### The input ###

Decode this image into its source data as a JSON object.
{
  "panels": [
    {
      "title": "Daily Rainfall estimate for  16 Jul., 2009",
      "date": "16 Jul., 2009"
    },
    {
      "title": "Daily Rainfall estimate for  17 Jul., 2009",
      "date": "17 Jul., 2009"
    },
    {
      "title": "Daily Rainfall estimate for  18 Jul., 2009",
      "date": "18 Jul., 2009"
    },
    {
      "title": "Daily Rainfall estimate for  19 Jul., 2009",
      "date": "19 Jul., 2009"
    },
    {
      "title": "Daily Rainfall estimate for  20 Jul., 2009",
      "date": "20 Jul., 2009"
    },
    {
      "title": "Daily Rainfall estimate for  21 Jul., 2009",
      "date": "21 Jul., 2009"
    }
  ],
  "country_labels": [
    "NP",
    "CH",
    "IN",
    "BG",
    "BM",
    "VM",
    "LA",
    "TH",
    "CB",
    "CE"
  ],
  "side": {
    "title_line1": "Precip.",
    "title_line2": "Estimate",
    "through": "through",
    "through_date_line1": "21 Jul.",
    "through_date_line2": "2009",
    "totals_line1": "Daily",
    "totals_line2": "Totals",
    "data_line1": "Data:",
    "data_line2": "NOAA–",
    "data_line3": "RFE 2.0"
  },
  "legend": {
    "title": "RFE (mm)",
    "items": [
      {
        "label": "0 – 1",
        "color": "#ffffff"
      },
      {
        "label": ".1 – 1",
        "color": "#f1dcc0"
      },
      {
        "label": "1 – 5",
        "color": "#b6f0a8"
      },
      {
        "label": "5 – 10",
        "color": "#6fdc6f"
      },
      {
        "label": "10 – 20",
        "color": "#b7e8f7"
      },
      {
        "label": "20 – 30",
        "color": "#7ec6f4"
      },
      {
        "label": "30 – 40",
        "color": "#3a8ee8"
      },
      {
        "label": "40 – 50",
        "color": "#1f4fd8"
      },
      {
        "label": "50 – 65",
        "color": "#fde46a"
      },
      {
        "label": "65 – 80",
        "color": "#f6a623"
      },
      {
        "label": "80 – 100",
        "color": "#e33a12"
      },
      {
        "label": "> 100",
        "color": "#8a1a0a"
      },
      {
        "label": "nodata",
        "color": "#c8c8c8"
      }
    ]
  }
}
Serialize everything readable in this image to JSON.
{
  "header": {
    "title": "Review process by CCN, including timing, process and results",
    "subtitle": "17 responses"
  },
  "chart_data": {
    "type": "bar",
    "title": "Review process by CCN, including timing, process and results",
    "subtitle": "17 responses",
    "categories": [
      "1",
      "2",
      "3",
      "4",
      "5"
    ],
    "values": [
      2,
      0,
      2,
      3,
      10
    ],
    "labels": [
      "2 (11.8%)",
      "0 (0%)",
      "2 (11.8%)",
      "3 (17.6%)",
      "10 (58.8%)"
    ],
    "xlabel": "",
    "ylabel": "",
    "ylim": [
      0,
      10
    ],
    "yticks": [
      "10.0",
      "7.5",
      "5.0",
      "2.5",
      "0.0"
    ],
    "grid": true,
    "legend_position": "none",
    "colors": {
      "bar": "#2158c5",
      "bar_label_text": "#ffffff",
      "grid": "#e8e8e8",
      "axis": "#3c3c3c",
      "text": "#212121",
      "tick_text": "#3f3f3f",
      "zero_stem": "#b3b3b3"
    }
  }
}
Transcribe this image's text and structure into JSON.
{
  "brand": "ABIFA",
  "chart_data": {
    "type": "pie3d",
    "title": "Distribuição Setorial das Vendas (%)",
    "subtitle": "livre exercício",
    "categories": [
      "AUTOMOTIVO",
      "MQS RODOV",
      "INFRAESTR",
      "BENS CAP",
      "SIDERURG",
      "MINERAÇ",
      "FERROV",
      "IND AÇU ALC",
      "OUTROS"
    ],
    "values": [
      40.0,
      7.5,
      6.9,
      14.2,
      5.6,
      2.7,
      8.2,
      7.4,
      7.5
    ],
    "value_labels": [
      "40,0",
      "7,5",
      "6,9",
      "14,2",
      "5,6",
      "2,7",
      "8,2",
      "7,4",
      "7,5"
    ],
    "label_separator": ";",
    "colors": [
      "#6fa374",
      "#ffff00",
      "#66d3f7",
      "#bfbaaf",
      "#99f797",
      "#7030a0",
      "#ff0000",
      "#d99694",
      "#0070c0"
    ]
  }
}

###

Exercise requirements -
From the entries above, copy out every line where the string "this" appears.

Result of the task -
Decode this image into its source data as a JSON object.
Serialize everything readable in this image to JSON.
Transcribe this image's text and structure into JSON.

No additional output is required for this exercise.